• Problem description
Tally up how many lines in the listing below contain the string "Countries", and give only the total.

(Excerpts from a figure dataset)
—————
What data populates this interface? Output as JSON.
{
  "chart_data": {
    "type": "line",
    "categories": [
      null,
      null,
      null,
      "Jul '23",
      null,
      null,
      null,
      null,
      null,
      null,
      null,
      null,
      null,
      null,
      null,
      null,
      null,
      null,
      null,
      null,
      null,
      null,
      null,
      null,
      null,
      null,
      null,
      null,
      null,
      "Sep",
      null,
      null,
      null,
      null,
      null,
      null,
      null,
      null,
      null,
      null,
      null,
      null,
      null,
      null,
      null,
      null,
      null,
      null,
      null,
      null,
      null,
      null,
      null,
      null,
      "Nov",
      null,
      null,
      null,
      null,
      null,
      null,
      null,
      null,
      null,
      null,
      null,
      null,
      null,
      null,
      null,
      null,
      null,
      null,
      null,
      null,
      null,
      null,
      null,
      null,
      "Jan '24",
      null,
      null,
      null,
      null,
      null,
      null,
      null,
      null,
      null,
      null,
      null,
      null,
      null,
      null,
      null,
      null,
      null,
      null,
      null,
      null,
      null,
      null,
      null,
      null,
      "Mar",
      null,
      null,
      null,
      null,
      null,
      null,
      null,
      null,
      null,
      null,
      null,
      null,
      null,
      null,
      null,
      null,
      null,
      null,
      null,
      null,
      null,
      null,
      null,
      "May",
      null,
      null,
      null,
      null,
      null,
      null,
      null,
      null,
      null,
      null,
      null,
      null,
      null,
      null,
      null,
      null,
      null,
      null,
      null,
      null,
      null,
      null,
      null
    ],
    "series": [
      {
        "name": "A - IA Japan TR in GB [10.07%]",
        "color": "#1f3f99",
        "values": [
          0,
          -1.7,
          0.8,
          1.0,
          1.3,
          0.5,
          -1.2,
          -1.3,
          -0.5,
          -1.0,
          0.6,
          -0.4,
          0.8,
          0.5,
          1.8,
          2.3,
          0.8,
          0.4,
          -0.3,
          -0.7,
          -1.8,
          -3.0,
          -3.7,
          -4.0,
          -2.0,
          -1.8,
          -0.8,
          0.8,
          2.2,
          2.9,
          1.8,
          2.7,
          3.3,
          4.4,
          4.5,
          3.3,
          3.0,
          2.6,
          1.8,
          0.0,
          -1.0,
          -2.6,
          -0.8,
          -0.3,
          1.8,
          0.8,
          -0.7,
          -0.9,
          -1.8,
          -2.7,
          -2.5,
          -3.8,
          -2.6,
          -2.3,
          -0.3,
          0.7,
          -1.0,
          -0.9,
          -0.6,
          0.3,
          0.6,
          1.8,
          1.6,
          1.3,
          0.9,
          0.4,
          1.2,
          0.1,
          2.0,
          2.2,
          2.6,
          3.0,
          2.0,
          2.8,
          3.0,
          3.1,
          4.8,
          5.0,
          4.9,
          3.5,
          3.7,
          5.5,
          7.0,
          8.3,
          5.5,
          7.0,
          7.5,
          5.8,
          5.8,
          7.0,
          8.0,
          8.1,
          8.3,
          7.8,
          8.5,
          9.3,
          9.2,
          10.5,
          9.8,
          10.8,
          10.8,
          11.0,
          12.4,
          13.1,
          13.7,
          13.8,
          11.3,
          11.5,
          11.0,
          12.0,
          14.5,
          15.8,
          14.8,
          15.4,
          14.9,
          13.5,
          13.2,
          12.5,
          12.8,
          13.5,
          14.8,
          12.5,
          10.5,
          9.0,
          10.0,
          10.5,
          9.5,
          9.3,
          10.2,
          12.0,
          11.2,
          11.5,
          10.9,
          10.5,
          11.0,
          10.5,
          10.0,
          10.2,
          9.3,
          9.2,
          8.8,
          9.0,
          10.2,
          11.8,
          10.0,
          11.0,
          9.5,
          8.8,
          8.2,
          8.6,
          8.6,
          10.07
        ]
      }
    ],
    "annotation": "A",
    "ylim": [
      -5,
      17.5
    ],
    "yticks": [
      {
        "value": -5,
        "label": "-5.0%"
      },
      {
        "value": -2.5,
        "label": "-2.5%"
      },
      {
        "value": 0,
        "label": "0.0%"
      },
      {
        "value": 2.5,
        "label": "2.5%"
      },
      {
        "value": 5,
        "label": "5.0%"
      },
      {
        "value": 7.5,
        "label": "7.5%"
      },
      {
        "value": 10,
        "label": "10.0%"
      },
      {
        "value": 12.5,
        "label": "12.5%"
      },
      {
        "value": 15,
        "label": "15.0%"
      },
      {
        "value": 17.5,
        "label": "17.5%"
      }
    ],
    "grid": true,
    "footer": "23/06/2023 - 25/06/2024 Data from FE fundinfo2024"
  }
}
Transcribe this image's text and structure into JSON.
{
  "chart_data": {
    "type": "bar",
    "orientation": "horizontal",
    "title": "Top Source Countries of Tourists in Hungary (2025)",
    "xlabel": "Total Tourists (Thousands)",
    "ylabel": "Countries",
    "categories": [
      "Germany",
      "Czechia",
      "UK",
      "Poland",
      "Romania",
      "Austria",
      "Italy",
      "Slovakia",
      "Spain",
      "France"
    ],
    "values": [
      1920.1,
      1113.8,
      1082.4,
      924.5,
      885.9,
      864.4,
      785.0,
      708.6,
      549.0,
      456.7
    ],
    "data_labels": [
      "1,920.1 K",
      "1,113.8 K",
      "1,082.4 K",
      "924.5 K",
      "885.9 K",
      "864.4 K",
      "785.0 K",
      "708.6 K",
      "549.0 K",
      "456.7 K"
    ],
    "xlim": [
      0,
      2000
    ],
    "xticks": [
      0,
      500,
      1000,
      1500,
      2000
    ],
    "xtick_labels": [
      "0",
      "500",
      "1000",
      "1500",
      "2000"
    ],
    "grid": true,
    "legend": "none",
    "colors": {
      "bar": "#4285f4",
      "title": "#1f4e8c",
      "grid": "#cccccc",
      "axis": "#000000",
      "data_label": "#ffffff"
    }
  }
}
—————
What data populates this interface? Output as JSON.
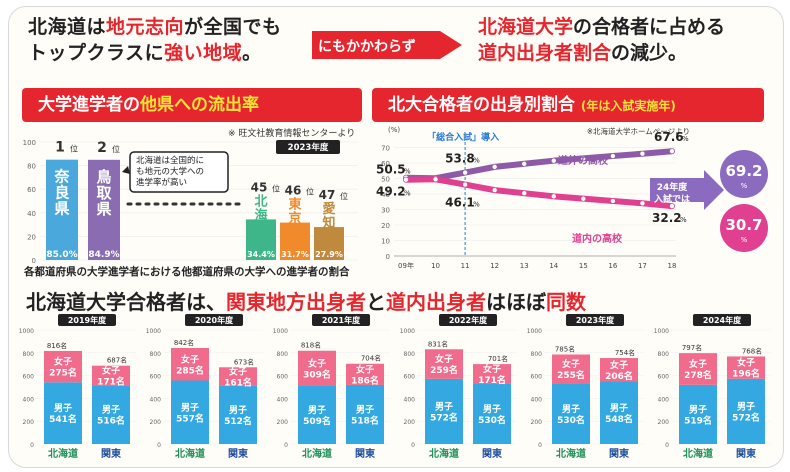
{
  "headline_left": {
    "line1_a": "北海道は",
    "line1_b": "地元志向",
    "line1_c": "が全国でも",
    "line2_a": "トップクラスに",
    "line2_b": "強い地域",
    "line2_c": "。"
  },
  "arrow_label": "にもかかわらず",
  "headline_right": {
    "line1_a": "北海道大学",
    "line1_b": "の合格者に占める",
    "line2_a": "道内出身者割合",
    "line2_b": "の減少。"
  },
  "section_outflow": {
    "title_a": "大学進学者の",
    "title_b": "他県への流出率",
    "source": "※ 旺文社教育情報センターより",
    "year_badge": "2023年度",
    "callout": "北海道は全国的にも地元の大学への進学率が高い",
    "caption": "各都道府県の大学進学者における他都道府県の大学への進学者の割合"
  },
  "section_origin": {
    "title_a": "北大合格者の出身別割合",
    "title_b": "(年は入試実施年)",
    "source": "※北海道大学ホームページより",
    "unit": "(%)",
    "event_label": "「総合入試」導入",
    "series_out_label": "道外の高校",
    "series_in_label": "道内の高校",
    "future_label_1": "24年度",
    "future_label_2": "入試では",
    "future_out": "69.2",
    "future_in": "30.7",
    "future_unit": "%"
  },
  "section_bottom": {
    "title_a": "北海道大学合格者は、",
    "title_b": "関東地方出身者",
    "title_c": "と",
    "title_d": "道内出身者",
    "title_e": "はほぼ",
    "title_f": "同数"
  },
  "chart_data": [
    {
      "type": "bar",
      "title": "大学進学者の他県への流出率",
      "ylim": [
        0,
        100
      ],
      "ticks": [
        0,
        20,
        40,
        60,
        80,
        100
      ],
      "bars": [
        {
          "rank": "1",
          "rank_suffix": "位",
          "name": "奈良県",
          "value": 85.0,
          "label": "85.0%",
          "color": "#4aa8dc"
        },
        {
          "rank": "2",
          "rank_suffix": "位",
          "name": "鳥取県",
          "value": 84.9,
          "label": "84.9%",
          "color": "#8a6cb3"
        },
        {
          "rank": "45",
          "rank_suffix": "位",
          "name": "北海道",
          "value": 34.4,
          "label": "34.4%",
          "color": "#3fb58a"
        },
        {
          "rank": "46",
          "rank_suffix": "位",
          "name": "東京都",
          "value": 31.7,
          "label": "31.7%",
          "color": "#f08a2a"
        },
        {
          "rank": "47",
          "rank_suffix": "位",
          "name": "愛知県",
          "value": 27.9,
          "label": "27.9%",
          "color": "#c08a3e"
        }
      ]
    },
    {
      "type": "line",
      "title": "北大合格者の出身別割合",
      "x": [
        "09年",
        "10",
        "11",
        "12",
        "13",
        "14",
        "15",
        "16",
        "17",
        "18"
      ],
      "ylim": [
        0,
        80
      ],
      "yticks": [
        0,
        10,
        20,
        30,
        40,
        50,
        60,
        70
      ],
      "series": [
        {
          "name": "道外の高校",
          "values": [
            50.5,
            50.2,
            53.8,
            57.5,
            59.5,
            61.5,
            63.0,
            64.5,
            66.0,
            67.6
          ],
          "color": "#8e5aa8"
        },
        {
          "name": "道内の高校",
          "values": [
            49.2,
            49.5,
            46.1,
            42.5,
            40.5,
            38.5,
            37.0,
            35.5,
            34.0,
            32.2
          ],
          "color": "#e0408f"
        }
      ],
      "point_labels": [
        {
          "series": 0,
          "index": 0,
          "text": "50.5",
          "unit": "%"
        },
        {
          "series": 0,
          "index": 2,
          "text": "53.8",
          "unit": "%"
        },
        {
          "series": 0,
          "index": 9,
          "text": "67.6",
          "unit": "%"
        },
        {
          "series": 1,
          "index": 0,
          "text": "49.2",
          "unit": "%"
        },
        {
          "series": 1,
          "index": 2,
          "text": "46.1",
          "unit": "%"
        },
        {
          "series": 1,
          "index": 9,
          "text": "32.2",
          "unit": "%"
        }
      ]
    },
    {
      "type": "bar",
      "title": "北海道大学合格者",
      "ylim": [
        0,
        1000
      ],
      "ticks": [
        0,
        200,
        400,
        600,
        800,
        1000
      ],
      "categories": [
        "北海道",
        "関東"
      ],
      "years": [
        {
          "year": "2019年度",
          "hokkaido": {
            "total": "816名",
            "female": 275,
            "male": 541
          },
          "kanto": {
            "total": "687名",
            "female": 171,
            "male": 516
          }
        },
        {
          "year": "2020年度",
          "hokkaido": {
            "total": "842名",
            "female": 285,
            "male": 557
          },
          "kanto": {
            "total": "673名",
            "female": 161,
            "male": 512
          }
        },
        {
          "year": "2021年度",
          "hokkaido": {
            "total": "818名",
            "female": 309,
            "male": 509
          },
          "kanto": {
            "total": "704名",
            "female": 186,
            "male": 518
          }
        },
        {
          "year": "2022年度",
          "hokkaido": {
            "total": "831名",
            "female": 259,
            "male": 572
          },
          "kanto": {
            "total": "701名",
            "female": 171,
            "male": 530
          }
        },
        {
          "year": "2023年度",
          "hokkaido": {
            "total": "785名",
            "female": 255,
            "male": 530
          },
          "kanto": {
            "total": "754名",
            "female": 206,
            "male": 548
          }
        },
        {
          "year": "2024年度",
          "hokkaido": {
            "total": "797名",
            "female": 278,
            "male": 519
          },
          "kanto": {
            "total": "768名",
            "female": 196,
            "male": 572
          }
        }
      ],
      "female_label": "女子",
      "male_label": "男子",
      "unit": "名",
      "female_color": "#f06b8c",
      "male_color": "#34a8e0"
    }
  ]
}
—————
• The output
2